DATASET RECORDS:
-------------------------

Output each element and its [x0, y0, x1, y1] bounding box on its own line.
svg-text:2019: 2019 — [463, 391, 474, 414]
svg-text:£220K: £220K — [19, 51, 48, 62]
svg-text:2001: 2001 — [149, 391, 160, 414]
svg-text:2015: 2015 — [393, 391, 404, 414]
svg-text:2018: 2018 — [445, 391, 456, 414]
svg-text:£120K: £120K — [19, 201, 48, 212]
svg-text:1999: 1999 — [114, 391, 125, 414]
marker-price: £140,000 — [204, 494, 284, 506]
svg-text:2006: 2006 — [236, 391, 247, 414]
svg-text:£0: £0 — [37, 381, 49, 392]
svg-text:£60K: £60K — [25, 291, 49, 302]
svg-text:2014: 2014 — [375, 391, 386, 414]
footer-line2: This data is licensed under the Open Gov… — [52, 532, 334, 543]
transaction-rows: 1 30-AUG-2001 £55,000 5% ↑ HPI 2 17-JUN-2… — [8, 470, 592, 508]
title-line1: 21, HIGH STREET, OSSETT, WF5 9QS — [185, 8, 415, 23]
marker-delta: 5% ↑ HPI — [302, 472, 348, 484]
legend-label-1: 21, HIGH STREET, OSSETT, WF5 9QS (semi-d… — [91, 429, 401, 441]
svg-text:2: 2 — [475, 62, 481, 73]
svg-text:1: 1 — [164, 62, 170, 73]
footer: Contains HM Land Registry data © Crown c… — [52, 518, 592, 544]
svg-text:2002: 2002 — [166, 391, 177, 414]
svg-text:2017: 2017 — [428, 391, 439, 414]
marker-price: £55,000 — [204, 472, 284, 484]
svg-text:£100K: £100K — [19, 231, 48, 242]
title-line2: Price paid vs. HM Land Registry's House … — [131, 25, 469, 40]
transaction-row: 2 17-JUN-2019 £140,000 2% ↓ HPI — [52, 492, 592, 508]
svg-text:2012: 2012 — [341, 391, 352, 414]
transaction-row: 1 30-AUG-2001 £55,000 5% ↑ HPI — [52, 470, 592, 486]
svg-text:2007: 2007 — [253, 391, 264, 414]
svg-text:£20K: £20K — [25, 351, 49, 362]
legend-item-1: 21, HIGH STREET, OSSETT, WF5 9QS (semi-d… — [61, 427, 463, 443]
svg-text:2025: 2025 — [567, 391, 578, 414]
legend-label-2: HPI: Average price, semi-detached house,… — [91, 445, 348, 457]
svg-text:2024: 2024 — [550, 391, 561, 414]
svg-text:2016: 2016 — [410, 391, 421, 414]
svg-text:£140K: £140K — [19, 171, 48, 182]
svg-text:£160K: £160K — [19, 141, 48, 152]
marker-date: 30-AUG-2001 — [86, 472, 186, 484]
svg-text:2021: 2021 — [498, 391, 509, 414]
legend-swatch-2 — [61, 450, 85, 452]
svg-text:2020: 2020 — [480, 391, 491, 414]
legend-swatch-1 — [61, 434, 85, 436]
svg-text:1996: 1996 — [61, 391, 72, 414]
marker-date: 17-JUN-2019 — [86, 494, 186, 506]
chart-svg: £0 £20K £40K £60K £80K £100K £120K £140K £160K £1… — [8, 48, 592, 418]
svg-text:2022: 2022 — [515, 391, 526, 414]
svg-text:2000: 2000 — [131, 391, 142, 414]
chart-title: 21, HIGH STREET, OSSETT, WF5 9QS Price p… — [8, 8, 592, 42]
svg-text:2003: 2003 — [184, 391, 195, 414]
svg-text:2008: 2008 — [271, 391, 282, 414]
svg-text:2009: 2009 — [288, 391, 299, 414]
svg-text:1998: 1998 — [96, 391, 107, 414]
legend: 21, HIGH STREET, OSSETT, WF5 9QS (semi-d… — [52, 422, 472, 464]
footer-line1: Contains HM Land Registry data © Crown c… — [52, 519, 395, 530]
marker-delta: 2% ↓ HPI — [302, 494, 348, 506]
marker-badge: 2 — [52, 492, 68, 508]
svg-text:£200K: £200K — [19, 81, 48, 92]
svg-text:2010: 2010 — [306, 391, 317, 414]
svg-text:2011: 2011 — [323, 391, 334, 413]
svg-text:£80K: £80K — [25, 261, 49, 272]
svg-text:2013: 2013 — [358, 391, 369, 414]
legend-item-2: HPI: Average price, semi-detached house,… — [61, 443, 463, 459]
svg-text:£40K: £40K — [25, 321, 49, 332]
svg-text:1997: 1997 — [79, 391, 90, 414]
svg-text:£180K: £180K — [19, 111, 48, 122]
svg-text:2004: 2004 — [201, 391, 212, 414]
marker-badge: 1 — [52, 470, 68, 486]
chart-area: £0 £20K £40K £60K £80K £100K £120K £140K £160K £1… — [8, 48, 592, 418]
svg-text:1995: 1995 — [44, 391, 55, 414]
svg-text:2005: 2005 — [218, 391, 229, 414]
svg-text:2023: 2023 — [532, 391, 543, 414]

-------------------------

WORK REQUIRED: Reproduce the listing above in full, line for line, with no changes.

EXERCISE RESPONSE:
Output each element and its [x0, y0, x1, y1] bounding box on its own line.
svg-text:2019: 2019 — [463, 391, 474, 414]
svg-text:£220K: £220K — [19, 51, 48, 62]
svg-text:2001: 2001 — [149, 391, 160, 414]
svg-text:2015: 2015 — [393, 391, 404, 414]
svg-text:2018: 2018 — [445, 391, 456, 414]
svg-text:£120K: £120K — [19, 201, 48, 212]
svg-text:1999: 1999 — [114, 391, 125, 414]
marker-price: £140,000 — [204, 494, 284, 506]
svg-text:2006: 2006 — [236, 391, 247, 414]
svg-text:£0: £0 — [37, 381, 49, 392]
svg-text:£60K: £60K — [25, 291, 49, 302]
svg-text:2014: 2014 — [375, 391, 386, 414]
footer-line2: This data is licensed under the Open Gov… — [52, 532, 334, 543]
transaction-rows: 1 30-AUG-2001 £55,000 5% ↑ HPI 2 17-JUN-2… — [8, 470, 592, 508]
title-line1: 21, HIGH STREET, OSSETT, WF5 9QS — [185, 8, 415, 23]
marker-delta: 5% ↑ HPI — [302, 472, 348, 484]
legend-label-1: 21, HIGH STREET, OSSETT, WF5 9QS (semi-d… — [91, 429, 401, 441]
svg-text:2: 2 — [475, 62, 481, 73]
svg-text:1: 1 — [164, 62, 170, 73]
footer: Contains HM Land Registry data © Crown c… — [52, 518, 592, 544]
svg-text:2002: 2002 — [166, 391, 177, 414]
svg-text:2017: 2017 — [428, 391, 439, 414]
marker-price: £55,000 — [204, 472, 284, 484]
svg-text:£100K: £100K — [19, 231, 48, 242]
title-line2: Price paid vs. HM Land Registry's House … — [131, 25, 469, 40]
transaction-row: 2 17-JUN-2019 £140,000 2% ↓ HPI — [52, 492, 592, 508]
svg-text:2012: 2012 — [341, 391, 352, 414]
transaction-row: 1 30-AUG-2001 £55,000 5% ↑ HPI — [52, 470, 592, 486]
svg-text:2007: 2007 — [253, 391, 264, 414]
svg-text:£20K: £20K — [25, 351, 49, 362]
legend-item-1: 21, HIGH STREET, OSSETT, WF5 9QS (semi-d… — [61, 427, 463, 443]
svg-text:2025: 2025 — [567, 391, 578, 414]
legend-label-2: HPI: Average price, semi-detached house,… — [91, 445, 348, 457]
svg-text:2024: 2024 — [550, 391, 561, 414]
svg-text:2016: 2016 — [410, 391, 421, 414]
svg-text:£140K: £140K — [19, 171, 48, 182]
svg-text:£160K: £160K — [19, 141, 48, 152]
marker-date: 30-AUG-2001 — [86, 472, 186, 484]
svg-text:2021: 2021 — [498, 391, 509, 414]
legend-swatch-2 — [61, 450, 85, 452]
svg-text:2020: 2020 — [480, 391, 491, 414]
legend-swatch-1 — [61, 434, 85, 436]
svg-text:1996: 1996 — [61, 391, 72, 414]
marker-date: 17-JUN-2019 — [86, 494, 186, 506]
chart-svg: £0 £20K £40K £60K £80K £100K £120K £140K £160K £1… — [8, 48, 592, 418]
svg-text:2022: 2022 — [515, 391, 526, 414]
svg-text:2000: 2000 — [131, 391, 142, 414]
chart-title: 21, HIGH STREET, OSSETT, WF5 9QS Price p… — [8, 8, 592, 42]
svg-text:2003: 2003 — [184, 391, 195, 414]
svg-text:2008: 2008 — [271, 391, 282, 414]
svg-text:2009: 2009 — [288, 391, 299, 414]
svg-text:1998: 1998 — [96, 391, 107, 414]
legend: 21, HIGH STREET, OSSETT, WF5 9QS (semi-d… — [52, 422, 472, 464]
footer-line1: Contains HM Land Registry data © Crown c… — [52, 519, 395, 530]
marker-delta: 2% ↓ HPI — [302, 494, 348, 506]
marker-badge: 2 — [52, 492, 68, 508]
svg-text:£200K: £200K — [19, 81, 48, 92]
svg-text:2010: 2010 — [306, 391, 317, 414]
svg-text:2011: 2011 — [323, 391, 334, 413]
svg-text:£80K: £80K — [25, 261, 49, 272]
svg-text:2013: 2013 — [358, 391, 369, 414]
legend-item-2: HPI: Average price, semi-detached house,… — [61, 443, 463, 459]
svg-text:£40K: £40K — [25, 321, 49, 332]
svg-text:1997: 1997 — [79, 391, 90, 414]
svg-text:£180K: £180K — [19, 111, 48, 122]
svg-text:2004: 2004 — [201, 391, 212, 414]
marker-badge: 1 — [52, 470, 68, 486]
chart-area: £0 £20K £40K £60K £80K £100K £120K £140K £160K £1… — [8, 48, 592, 418]
svg-text:1995: 1995 — [44, 391, 55, 414]
svg-text:2005: 2005 — [218, 391, 229, 414]
svg-text:2023: 2023 — [532, 391, 543, 414]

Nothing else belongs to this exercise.